Copy out all of the material, matching it word for word.
== ITEMS
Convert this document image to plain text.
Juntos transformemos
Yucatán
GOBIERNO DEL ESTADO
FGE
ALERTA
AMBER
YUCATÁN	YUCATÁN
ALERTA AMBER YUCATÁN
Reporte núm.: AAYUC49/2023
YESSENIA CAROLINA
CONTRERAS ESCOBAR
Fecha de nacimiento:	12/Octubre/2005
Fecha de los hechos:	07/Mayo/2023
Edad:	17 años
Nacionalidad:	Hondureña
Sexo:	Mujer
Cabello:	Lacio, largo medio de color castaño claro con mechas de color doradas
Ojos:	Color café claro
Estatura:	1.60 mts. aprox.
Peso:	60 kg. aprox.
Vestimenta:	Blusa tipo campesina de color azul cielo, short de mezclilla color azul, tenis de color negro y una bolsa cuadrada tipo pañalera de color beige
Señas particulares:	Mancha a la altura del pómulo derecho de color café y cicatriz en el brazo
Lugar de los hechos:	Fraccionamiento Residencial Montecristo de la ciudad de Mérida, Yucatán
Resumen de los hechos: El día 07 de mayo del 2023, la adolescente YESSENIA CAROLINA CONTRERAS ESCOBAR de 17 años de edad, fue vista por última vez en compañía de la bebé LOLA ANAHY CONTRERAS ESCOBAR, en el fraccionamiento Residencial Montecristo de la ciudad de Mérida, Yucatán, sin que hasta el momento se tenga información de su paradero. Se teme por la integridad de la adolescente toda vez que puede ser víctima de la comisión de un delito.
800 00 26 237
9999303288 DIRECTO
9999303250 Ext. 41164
====
* **RESULT OF THIS EXERCISE**:
Convert this document image to plain text.
Juntos transformemos
Yucatán
GOBIERNO DEL ESTADO
FGE
ALERTA
AMBER
YUCATÁN	YUCATÁN
ALERTA AMBER YUCATÁN
Reporte núm.: AAYUC49/2023
YESSENIA CAROLINA
CONTRERAS ESCOBAR
Fecha de nacimiento:	12/Octubre/2005
Fecha de los hechos:	07/Mayo/2023
Edad:	17 años
Nacionalidad:	Hondureña
Sexo:	Mujer
Cabello:	Lacio, largo medio de color castaño claro con mechas de color doradas
Ojos:	Color café claro
Estatura:	1.60 mts. aprox.
Peso:	60 kg. aprox.
Vestimenta:	Blusa tipo campesina de color azul cielo, short de mezclilla color azul, tenis de color negro y una bolsa cuadrada tipo pañalera de color beige
Señas particulares:	Mancha a la altura del pómulo derecho de color café y cicatriz en el brazo
Lugar de los hechos:	Fraccionamiento Residencial Montecristo de la ciudad de Mérida, Yucatán
Resumen de los hechos: El día 07 de mayo del 2023, la adolescente YESSENIA CAROLINA CONTRERAS ESCOBAR de 17 años de edad, fue vista por última vez en compañía de la bebé LOLA ANAHY CONTRERAS ESCOBAR, en el fraccionamiento Residencial Montecristo de la ciudad de Mérida, Yucatán, sin que hasta el momento se tenga información de su paradero. Se teme por la integridad de la adolescente toda vez que puede ser víctima de la comisión de un delito.
800 00 26 237
9999303288 DIRECTO
9999303250 Ext. 41164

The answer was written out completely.